** start Provided information **
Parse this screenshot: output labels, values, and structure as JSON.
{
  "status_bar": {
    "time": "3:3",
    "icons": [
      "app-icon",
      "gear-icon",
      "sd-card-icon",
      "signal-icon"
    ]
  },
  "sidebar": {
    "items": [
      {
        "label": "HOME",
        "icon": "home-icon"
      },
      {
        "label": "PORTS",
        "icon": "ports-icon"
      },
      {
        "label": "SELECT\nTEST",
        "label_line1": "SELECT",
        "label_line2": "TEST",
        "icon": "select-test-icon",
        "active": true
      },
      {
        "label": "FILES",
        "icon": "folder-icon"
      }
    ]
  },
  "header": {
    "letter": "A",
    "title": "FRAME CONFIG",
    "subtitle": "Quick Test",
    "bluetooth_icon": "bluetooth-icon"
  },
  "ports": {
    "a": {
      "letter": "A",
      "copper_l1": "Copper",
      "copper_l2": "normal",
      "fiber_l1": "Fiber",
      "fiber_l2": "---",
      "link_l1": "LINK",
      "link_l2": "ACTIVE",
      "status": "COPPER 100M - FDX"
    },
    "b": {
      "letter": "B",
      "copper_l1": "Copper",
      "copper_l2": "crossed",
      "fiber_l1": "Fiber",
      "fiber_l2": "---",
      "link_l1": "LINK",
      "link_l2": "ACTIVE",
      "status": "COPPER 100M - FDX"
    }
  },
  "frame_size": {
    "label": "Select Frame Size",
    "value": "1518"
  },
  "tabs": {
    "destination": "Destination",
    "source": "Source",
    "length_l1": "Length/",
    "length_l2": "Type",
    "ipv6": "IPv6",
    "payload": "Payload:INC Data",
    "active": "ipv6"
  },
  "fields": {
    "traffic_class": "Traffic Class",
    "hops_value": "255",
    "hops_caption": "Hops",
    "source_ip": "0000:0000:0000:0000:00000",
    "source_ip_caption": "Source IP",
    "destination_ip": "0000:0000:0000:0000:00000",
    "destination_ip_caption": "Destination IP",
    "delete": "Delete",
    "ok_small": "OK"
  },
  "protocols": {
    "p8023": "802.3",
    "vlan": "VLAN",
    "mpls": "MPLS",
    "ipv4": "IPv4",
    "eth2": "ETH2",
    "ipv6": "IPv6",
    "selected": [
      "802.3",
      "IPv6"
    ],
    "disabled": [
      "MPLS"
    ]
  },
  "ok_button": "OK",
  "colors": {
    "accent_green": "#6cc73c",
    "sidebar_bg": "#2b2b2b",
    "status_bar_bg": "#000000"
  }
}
** end Provided information **
#### Instructions for the task
Write out every line of the records exactly.

#### Task result
Parse this screenshot: output labels, values, and structure as JSON.
{
  "status_bar": {
    "time": "3:3",
    "icons": [
      "app-icon",
      "gear-icon",
      "sd-card-icon",
      "signal-icon"
    ]
  },
  "sidebar": {
    "items": [
      {
        "label": "HOME",
        "icon": "home-icon"
      },
      {
        "label": "PORTS",
        "icon": "ports-icon"
      },
      {
        "label": "SELECT\nTEST",
        "label_line1": "SELECT",
        "label_line2": "TEST",
        "icon": "select-test-icon",
        "active": true
      },
      {
        "label": "FILES",
        "icon": "folder-icon"
      }
    ]
  },
  "header": {
    "letter": "A",
    "title": "FRAME CONFIG",
    "subtitle": "Quick Test",
    "bluetooth_icon": "bluetooth-icon"
  },
  "ports": {
    "a": {
      "letter": "A",
      "copper_l1": "Copper",
      "copper_l2": "normal",
      "fiber_l1": "Fiber",
      "fiber_l2": "---",
      "link_l1": "LINK",
      "link_l2": "ACTIVE",
      "status": "COPPER 100M - FDX"
    },
    "b": {
      "letter": "B",
      "copper_l1": "Copper",
      "copper_l2": "crossed",
      "fiber_l1": "Fiber",
      "fiber_l2": "---",
      "link_l1": "LINK",
      "link_l2": "ACTIVE",
      "status": "COPPER 100M - FDX"
    }
  },
  "frame_size": {
    "label": "Select Frame Size",
    "value": "1518"
  },
  "tabs": {
    "destination": "Destination",
    "source": "Source",
    "length_l1": "Length/",
    "length_l2": "Type",
    "ipv6": "IPv6",
    "payload": "Payload:INC Data",
    "active": "ipv6"
  },
  "fields": {
    "traffic_class": "Traffic Class",
    "hops_value": "255",
    "hops_caption": "Hops",
    "source_ip": "0000:0000:0000:0000:00000",
    "source_ip_caption": "Source IP",
    "destination_ip": "0000:0000:0000:0000:00000",
    "destination_ip_caption": "Destination IP",
    "delete": "Delete",
    "ok_small": "OK"
  },
  "protocols": {
    "p8023": "802.3",
    "vlan": "VLAN",
    "mpls": "MPLS",
    "ipv4": "IPv4",
    "eth2": "ETH2",
    "ipv6": "IPv6",
    "selected": [
      "802.3",
      "IPv6"
    ],
    "disabled": [
      "MPLS"
    ]
  },
  "ok_button": "OK",
  "colors": {
    "accent_green": "#6cc73c",
    "sidebar_bg": "#2b2b2b",
    "status_bar_bg": "#000000"
  }
}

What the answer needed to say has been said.